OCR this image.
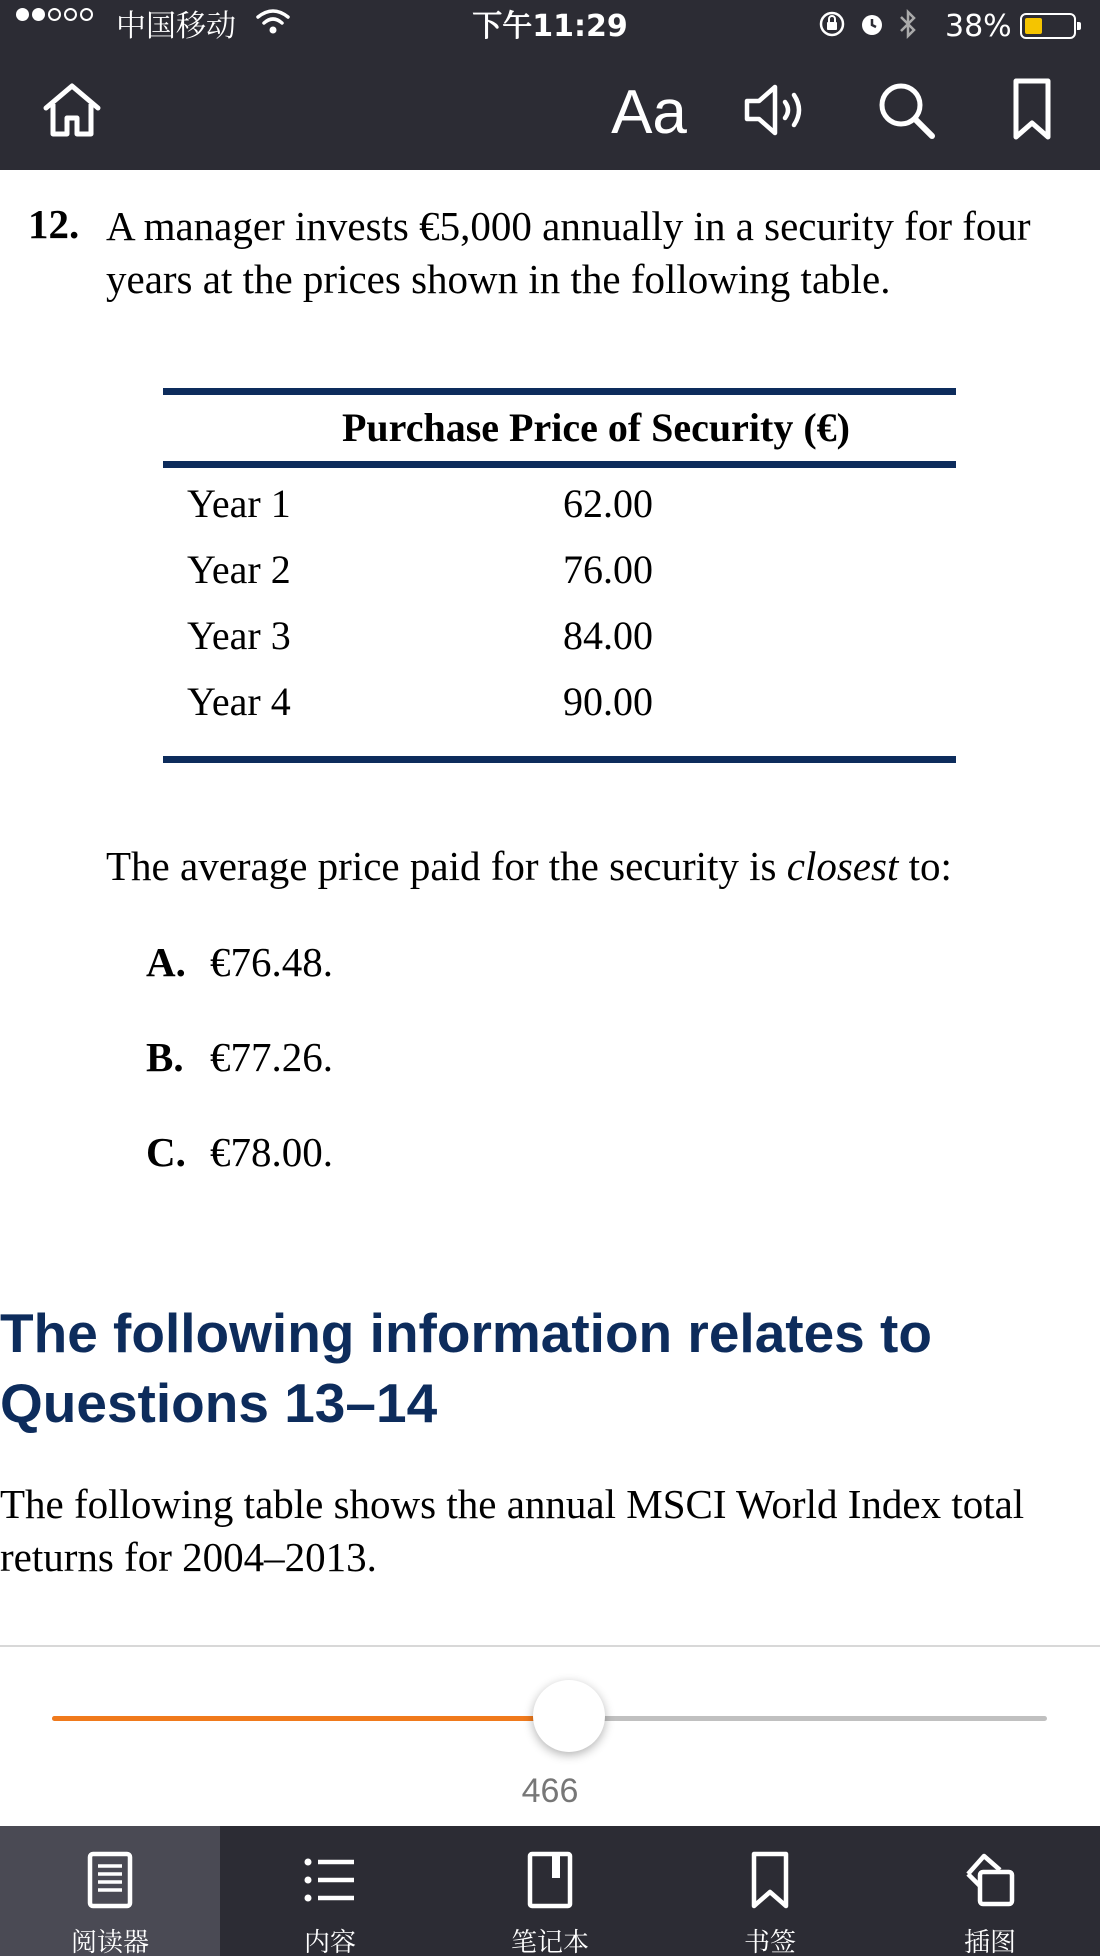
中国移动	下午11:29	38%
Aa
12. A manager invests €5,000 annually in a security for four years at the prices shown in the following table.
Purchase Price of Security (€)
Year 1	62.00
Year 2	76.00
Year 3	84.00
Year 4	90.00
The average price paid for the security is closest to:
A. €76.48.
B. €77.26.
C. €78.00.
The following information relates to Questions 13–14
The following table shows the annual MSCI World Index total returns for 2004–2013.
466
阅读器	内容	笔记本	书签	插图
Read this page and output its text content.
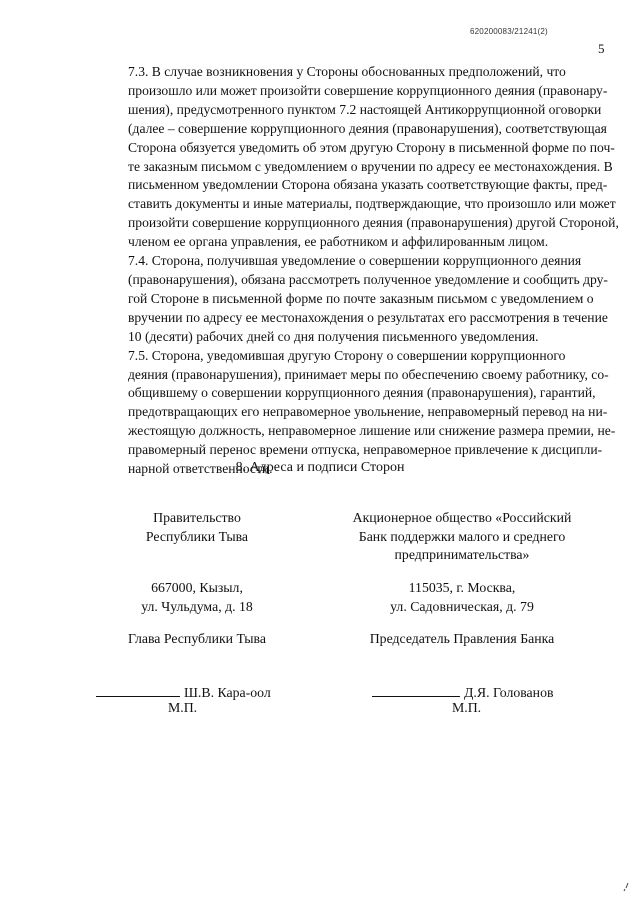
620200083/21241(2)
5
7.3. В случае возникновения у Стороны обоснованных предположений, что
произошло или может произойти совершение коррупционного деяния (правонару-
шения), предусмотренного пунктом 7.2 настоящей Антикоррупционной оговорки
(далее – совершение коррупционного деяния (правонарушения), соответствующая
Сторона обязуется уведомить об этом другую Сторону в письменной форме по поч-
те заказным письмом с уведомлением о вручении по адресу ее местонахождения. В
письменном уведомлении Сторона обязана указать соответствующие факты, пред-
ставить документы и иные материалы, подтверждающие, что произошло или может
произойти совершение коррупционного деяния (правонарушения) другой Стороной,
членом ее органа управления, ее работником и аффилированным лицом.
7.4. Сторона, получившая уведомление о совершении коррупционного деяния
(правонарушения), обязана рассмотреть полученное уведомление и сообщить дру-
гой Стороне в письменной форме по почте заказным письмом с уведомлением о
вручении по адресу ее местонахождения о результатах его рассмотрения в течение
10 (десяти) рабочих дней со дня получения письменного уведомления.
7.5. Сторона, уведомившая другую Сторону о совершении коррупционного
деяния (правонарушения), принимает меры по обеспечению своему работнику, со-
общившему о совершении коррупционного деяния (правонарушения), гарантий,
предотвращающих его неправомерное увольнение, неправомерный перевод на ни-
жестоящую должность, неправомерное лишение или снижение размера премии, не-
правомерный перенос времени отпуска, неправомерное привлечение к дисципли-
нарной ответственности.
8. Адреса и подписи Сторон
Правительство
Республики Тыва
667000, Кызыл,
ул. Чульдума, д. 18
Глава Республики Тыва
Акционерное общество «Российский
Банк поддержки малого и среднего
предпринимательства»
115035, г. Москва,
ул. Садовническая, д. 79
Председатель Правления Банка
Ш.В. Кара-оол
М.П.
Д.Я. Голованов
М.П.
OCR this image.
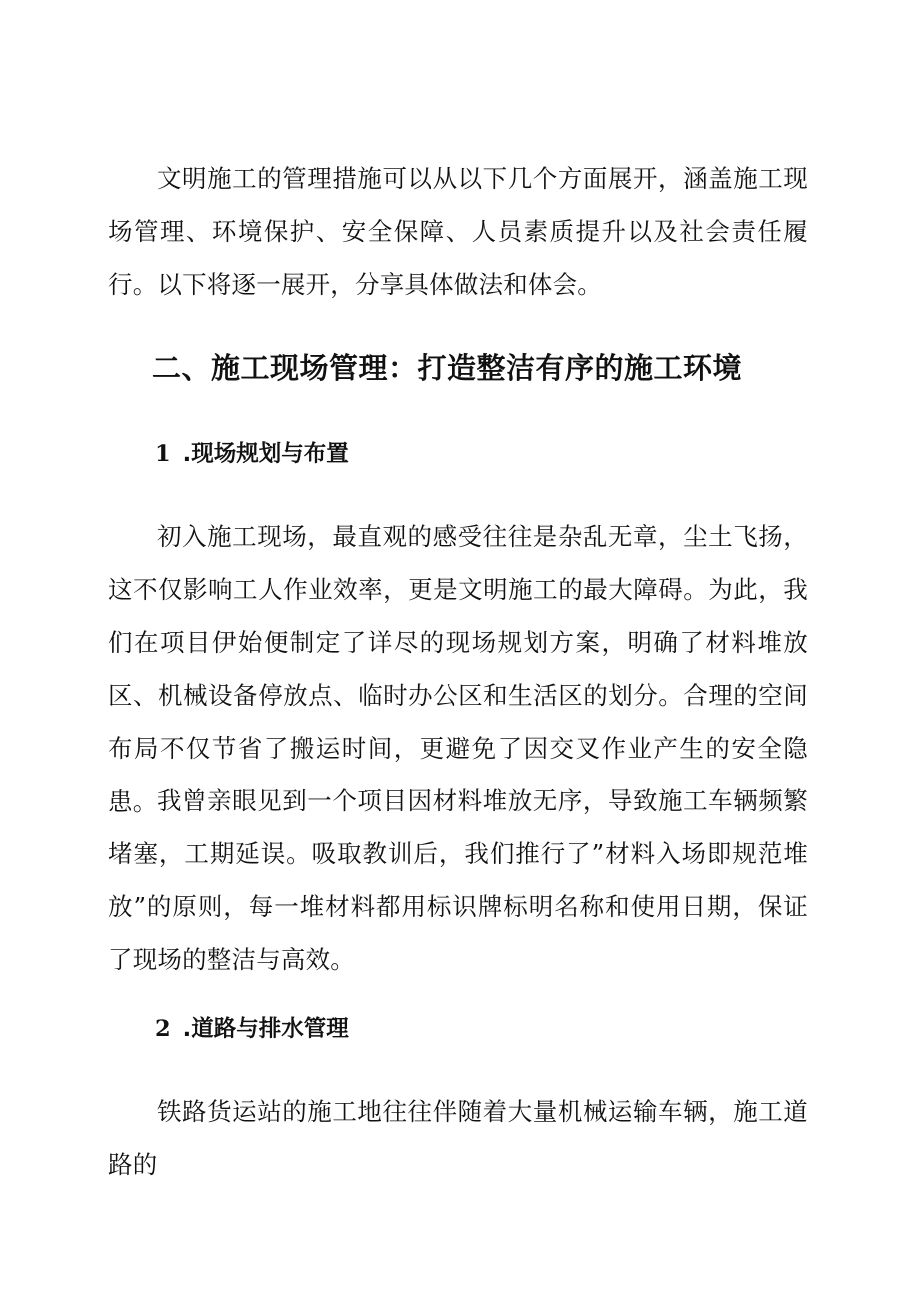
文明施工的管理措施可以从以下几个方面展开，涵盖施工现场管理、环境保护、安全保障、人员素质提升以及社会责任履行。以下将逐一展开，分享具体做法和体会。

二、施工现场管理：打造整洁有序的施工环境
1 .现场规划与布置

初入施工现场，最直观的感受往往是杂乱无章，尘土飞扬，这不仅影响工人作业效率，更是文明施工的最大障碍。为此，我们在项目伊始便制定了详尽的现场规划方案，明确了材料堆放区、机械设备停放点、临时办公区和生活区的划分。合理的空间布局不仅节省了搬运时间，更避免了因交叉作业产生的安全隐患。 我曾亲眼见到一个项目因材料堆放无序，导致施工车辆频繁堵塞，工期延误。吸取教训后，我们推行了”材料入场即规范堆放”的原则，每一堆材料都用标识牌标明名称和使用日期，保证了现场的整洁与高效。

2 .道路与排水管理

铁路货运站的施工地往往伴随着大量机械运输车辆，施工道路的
****************
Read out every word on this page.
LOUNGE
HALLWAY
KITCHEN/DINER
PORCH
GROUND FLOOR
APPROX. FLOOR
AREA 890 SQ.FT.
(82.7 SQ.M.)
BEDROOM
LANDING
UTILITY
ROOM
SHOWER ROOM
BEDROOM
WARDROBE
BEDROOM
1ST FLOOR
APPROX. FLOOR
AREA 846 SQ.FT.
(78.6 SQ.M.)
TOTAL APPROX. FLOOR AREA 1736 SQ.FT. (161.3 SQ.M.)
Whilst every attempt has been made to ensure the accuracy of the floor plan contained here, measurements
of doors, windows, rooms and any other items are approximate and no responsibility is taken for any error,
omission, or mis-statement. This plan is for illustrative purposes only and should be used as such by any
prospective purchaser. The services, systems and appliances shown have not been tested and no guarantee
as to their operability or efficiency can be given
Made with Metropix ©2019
****************
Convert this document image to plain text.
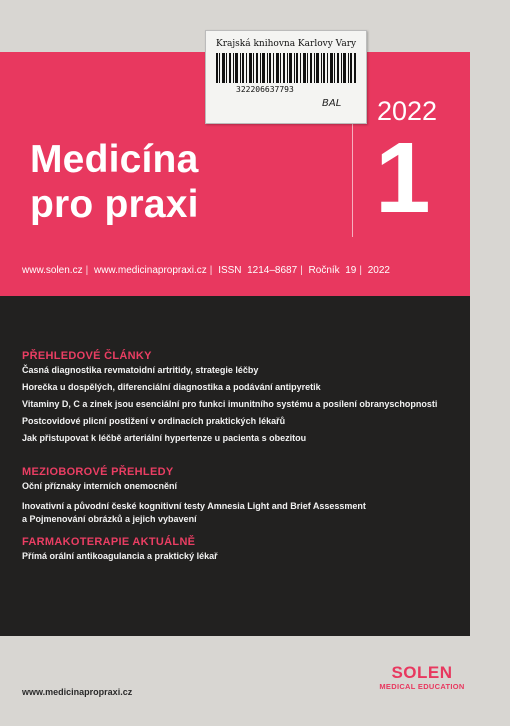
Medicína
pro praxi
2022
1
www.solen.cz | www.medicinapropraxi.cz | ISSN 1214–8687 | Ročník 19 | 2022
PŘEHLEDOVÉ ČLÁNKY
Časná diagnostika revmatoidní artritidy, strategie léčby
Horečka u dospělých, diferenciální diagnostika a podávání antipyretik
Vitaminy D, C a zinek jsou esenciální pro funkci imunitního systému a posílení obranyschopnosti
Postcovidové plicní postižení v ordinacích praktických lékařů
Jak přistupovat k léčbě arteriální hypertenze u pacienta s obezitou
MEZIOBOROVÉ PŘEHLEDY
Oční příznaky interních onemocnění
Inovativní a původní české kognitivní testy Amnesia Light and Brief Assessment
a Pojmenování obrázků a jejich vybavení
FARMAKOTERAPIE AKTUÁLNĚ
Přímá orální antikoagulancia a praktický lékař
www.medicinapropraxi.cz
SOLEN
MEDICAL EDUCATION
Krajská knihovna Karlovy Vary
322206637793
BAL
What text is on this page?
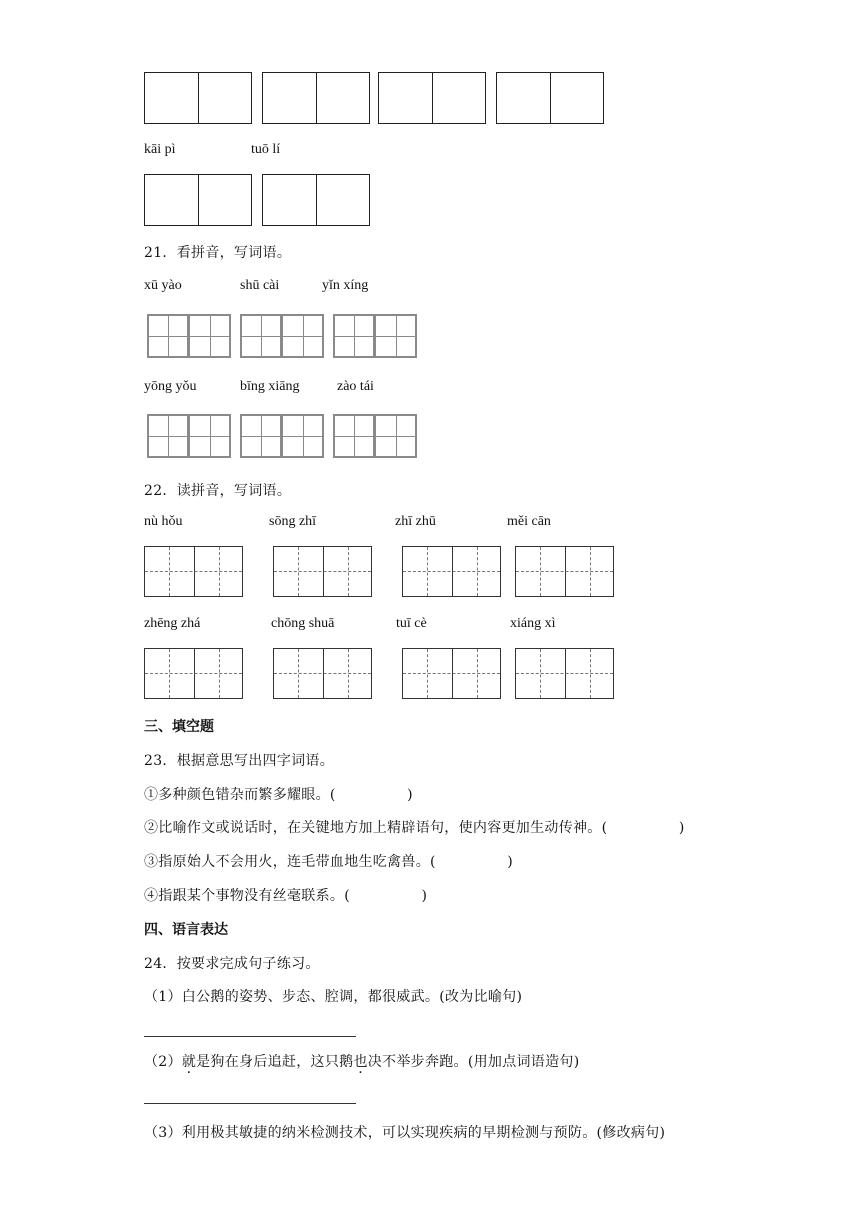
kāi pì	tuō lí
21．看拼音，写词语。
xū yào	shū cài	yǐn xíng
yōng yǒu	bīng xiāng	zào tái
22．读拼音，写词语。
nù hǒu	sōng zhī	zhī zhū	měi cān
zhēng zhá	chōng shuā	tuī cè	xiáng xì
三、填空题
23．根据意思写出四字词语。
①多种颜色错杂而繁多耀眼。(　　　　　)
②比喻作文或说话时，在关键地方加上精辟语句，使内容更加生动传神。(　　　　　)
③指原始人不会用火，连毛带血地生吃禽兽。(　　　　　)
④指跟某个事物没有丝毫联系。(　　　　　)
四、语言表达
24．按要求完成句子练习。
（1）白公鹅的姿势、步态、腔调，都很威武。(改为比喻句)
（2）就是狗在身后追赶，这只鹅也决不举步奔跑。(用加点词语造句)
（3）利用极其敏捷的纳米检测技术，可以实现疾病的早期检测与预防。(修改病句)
****************
Make a list of all lines in the data that contain "адресу".

> _Full response_
те заказным письмом с уведомлением о вручении по адресу ее местонахождения. В
вручении по адресу ее местонахождения о результатах его рассмотрения в течение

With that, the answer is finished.